**Given task:** Return the lines where the word "series" occurs.

**Data shown:**
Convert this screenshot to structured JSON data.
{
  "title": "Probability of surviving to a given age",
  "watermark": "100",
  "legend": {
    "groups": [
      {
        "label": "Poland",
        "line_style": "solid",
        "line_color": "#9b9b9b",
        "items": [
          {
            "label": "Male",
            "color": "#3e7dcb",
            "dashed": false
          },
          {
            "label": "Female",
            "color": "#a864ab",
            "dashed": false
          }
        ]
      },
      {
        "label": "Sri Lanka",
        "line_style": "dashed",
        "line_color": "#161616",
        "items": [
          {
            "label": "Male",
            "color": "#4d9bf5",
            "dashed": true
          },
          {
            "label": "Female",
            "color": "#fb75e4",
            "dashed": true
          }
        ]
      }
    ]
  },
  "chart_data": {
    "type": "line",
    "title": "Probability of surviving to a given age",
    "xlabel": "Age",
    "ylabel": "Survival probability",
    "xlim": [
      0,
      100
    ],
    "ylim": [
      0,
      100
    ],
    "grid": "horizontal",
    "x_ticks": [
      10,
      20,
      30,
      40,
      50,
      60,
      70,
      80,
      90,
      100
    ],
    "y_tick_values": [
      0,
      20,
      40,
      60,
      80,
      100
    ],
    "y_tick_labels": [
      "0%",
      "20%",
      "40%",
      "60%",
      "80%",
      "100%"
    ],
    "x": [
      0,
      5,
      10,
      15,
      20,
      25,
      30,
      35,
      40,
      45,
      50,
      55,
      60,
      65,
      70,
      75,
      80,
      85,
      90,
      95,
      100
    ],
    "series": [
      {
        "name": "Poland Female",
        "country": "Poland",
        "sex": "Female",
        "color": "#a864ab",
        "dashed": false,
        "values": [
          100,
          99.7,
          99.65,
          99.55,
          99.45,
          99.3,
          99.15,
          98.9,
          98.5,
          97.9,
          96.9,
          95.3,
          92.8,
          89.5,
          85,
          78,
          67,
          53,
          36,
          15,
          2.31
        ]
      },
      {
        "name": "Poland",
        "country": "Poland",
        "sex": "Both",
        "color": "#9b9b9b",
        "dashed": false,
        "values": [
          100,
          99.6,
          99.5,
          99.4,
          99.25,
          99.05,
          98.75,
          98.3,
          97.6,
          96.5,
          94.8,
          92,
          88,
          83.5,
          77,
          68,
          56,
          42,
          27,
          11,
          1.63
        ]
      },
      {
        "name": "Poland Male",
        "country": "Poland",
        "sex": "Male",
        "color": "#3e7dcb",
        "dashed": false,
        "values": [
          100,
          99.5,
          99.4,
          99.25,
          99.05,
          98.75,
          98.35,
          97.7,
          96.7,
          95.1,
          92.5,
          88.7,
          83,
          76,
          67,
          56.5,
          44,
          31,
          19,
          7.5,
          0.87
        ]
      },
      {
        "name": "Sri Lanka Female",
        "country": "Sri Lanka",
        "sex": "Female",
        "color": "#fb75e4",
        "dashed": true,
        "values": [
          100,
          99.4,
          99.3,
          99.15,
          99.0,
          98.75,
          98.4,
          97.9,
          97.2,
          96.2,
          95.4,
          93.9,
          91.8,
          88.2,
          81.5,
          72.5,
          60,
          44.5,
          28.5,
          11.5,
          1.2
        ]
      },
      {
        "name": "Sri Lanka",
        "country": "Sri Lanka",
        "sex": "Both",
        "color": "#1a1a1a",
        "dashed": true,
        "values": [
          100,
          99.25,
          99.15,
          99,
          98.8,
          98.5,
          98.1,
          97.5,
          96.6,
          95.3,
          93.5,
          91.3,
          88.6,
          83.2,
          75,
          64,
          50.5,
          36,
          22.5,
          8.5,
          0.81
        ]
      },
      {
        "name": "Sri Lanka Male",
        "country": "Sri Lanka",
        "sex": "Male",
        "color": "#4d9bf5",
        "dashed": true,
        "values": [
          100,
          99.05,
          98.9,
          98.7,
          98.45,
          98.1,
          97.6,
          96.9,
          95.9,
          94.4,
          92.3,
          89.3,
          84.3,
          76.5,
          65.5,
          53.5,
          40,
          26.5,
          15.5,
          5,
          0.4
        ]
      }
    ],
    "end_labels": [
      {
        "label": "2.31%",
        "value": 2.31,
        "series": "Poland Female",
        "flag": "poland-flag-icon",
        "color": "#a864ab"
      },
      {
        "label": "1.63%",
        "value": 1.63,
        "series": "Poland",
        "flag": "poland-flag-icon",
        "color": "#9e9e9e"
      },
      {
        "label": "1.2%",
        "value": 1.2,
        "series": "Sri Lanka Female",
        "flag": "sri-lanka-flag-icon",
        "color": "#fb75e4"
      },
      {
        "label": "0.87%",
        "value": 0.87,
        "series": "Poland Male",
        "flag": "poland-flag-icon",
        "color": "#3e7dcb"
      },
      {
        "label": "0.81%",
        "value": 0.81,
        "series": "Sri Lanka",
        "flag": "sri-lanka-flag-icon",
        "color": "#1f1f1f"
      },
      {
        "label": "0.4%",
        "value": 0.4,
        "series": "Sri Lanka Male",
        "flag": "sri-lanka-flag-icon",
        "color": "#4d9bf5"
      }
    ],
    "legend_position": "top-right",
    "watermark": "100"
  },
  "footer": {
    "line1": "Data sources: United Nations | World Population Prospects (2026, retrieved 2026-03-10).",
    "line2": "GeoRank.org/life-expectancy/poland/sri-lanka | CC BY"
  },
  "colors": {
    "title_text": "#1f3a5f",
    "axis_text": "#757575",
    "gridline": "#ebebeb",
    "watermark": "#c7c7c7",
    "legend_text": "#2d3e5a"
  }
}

**Response to this exercise:**
    "series": [
        "series": "Poland Female",
        "series": "Poland",
        "series": "Sri Lanka Female",
        "series": "Poland Male",
        "series": "Sri Lanka",
        "series": "Sri Lanka Male",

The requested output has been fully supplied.